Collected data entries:

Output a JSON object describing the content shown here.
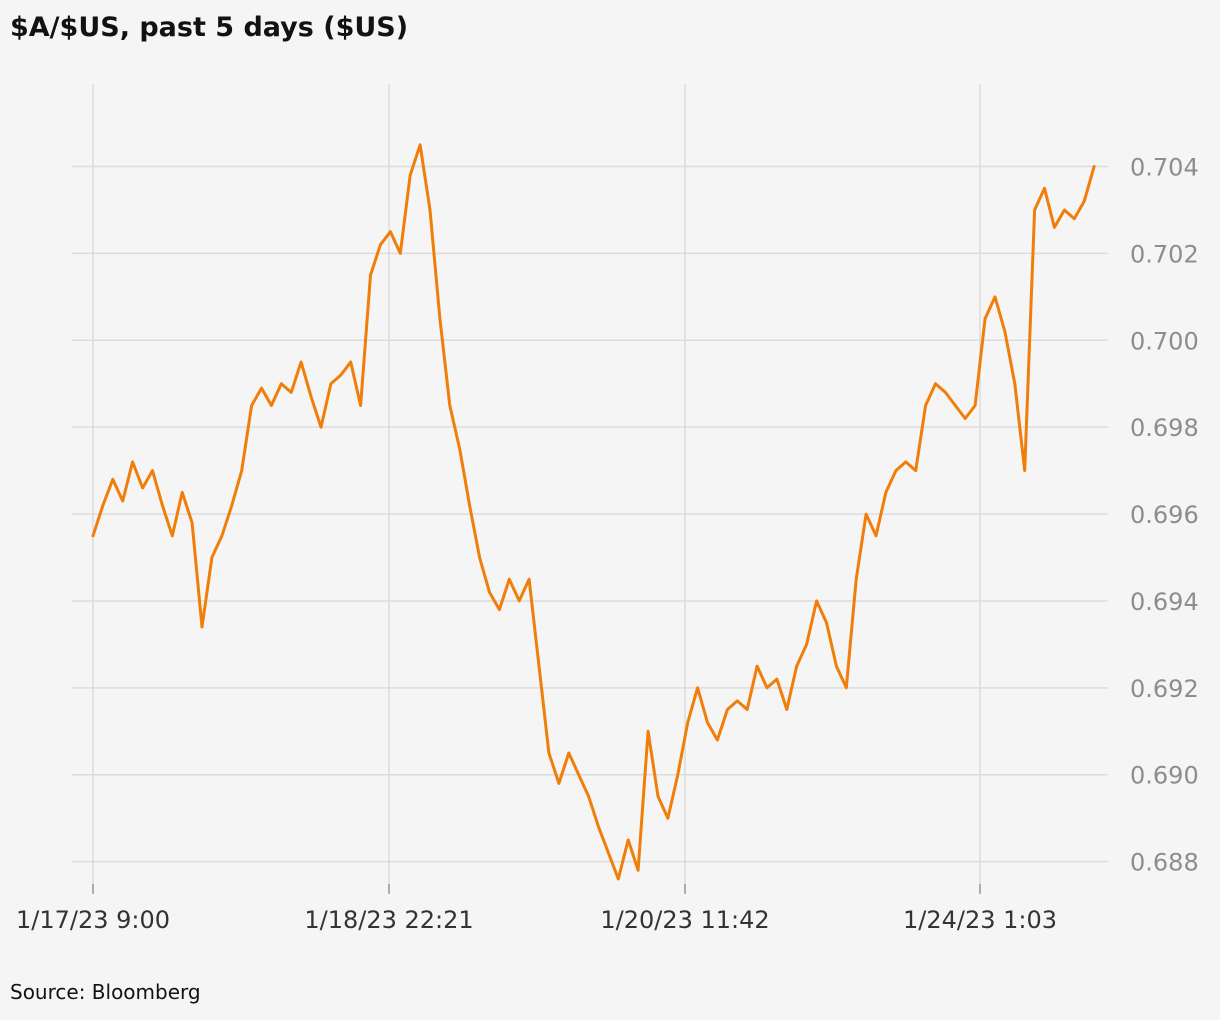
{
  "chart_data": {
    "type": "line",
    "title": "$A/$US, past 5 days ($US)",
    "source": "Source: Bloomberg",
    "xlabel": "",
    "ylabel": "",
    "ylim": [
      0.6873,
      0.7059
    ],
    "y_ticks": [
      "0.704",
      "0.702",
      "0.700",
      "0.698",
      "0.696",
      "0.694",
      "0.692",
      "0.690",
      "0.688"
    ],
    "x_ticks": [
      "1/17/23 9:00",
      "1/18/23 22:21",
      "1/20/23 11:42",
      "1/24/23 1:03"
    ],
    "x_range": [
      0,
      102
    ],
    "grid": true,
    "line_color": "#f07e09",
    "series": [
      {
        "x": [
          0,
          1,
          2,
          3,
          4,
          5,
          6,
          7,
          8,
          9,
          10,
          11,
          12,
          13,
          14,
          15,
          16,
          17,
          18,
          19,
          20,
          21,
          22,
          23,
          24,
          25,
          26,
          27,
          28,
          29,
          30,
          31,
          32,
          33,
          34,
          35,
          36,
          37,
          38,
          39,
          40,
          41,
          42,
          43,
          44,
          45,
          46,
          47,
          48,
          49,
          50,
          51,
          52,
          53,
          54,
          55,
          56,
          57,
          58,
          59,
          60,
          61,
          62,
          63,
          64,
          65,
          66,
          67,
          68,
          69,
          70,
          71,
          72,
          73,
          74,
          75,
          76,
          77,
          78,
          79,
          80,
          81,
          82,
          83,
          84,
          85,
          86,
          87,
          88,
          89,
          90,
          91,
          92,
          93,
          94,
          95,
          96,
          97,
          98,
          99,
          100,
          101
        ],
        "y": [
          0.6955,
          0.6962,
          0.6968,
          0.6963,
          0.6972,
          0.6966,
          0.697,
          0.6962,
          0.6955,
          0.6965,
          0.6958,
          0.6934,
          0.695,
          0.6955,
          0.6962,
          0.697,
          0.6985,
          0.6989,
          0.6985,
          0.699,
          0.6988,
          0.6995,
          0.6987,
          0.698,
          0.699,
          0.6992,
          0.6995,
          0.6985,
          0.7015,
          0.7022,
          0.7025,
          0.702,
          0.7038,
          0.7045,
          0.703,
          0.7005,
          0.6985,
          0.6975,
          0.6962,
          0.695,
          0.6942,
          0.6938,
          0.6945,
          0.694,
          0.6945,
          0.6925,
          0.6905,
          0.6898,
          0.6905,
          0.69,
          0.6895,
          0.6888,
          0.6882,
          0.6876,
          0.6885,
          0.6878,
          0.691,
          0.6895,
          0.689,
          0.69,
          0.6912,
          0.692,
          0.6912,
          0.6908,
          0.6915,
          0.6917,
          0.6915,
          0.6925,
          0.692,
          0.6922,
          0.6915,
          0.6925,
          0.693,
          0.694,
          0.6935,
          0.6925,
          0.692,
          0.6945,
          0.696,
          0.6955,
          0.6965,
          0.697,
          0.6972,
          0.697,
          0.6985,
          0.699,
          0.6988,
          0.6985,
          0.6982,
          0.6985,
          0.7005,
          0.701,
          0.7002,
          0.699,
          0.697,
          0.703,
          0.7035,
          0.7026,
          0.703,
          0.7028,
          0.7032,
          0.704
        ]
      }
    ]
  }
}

* * *

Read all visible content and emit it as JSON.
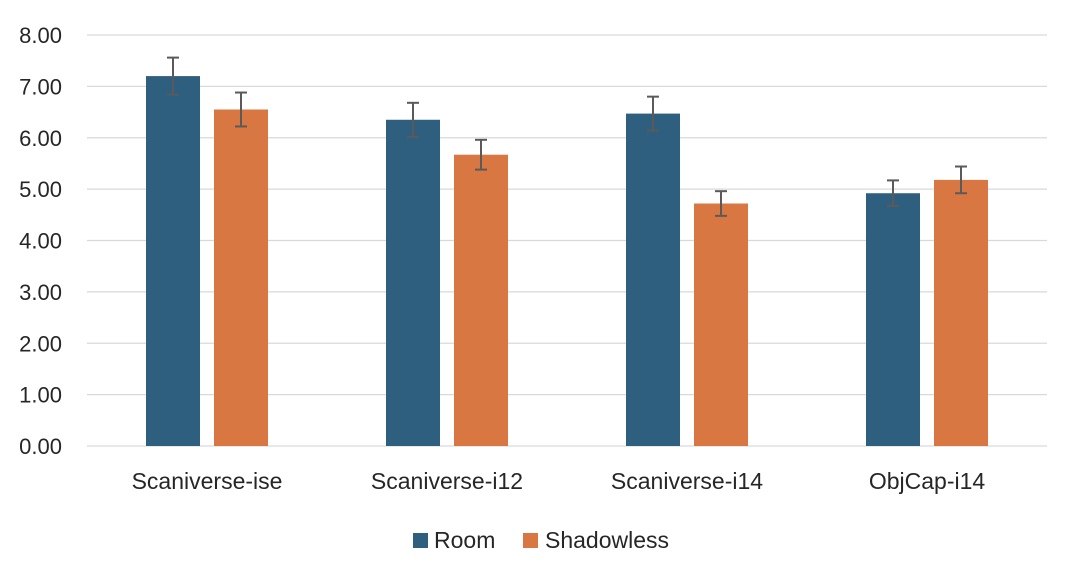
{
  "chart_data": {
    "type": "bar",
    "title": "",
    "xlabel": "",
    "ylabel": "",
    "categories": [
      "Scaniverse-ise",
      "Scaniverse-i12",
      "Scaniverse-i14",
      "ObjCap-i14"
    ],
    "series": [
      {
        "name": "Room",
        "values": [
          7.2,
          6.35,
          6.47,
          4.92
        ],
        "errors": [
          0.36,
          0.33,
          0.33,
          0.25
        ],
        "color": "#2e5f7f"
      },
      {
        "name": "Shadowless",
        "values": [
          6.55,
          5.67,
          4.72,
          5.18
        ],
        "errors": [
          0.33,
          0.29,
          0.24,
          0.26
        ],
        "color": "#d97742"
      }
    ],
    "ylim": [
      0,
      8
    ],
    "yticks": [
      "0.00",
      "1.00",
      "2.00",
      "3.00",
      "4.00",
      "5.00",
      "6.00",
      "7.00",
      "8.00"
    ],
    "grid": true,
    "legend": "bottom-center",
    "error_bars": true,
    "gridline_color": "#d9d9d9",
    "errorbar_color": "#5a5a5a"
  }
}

▶ What is asked
Take every line from the data that contains the word "Scaniverse".

▶ Answer to the exercise
      "Scaniverse-ise",
      "Scaniverse-i12",
      "Scaniverse-i14",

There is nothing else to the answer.